> _Exercise aim_
Copy each of the following rows character for character, without changing anything.

> _Element placement data_
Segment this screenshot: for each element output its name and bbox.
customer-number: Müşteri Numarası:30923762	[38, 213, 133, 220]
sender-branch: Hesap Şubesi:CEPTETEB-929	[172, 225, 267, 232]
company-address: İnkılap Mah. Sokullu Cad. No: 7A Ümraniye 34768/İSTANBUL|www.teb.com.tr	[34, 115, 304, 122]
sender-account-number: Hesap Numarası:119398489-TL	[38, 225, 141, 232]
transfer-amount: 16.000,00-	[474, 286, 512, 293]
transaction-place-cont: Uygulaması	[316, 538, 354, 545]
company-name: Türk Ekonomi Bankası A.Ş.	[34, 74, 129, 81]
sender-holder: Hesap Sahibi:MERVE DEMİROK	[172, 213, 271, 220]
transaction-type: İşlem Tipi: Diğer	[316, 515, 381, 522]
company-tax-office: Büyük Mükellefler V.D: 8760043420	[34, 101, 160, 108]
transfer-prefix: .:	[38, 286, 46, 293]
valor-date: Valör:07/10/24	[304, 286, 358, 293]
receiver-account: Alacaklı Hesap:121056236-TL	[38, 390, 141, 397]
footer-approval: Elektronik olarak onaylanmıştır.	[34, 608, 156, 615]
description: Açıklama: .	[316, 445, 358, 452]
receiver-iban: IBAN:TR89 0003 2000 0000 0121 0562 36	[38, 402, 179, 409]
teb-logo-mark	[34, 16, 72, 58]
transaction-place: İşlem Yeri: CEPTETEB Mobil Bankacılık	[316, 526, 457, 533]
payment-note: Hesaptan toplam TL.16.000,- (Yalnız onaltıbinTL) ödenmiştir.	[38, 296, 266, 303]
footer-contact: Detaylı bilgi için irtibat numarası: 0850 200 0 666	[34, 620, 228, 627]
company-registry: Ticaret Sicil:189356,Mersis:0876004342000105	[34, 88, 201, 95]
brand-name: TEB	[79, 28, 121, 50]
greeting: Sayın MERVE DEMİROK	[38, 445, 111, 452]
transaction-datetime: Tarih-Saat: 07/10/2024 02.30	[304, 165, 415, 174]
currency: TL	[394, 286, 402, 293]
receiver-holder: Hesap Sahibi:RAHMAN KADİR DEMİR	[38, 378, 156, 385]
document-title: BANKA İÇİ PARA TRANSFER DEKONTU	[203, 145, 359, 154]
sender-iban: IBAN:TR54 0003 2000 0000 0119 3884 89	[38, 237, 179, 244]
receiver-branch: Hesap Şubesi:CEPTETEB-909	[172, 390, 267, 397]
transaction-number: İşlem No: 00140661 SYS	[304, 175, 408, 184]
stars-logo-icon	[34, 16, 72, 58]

> _The reply_
Segment this screenshot: for each element output its name and bbox.
customer-number: Müşteri Numarası:30923762	[38, 213, 133, 220]
sender-branch: Hesap Şubesi:CEPTETEB-929	[172, 225, 267, 232]
company-address: İnkılap Mah. Sokullu Cad. No: 7A Ümraniye 34768/İSTANBUL|www.teb.com.tr	[34, 115, 304, 122]
sender-account-number: Hesap Numarası:119398489-TL	[38, 225, 141, 232]
transfer-amount: 16.000,00-	[474, 286, 512, 293]
transaction-place-cont: Uygulaması	[316, 538, 354, 545]
company-name: Türk Ekonomi Bankası A.Ş.	[34, 74, 129, 81]
sender-holder: Hesap Sahibi:MERVE DEMİROK	[172, 213, 271, 220]
transaction-type: İşlem Tipi: Diğer	[316, 515, 381, 522]
company-tax-office: Büyük Mükellefler V.D: 8760043420	[34, 101, 160, 108]
transfer-prefix: .:	[38, 286, 46, 293]
valor-date: Valör:07/10/24	[304, 286, 358, 293]
receiver-account: Alacaklı Hesap:121056236-TL	[38, 390, 141, 397]
footer-approval: Elektronik olarak onaylanmıştır.	[34, 608, 156, 615]
description: Açıklama: .	[316, 445, 358, 452]
receiver-iban: IBAN:TR89 0003 2000 0000 0121 0562 36	[38, 402, 179, 409]
teb-logo-mark	[34, 16, 72, 58]
transaction-place: İşlem Yeri: CEPTETEB Mobil Bankacılık	[316, 526, 457, 533]
payment-note: Hesaptan toplam TL.16.000,- (Yalnız onaltıbinTL) ödenmiştir.	[38, 296, 266, 303]
footer-contact: Detaylı bilgi için irtibat numarası: 0850 200 0 666	[34, 620, 228, 627]
company-registry: Ticaret Sicil:189356,Mersis:0876004342000105	[34, 88, 201, 95]
brand-name: TEB	[79, 28, 121, 50]
greeting: Sayın MERVE DEMİROK	[38, 445, 111, 452]
transaction-datetime: Tarih-Saat: 07/10/2024 02.30	[304, 165, 415, 174]
currency: TL	[394, 286, 402, 293]
receiver-holder: Hesap Sahibi:RAHMAN KADİR DEMİR	[38, 378, 156, 385]
document-title: BANKA İÇİ PARA TRANSFER DEKONTU	[203, 145, 359, 154]
sender-iban: IBAN:TR54 0003 2000 0000 0119 3884 89	[38, 237, 179, 244]
receiver-branch: Hesap Şubesi:CEPTETEB-909	[172, 390, 267, 397]
transaction-number: İşlem No: 00140661 SYS	[304, 175, 408, 184]
stars-logo-icon	[34, 16, 72, 58]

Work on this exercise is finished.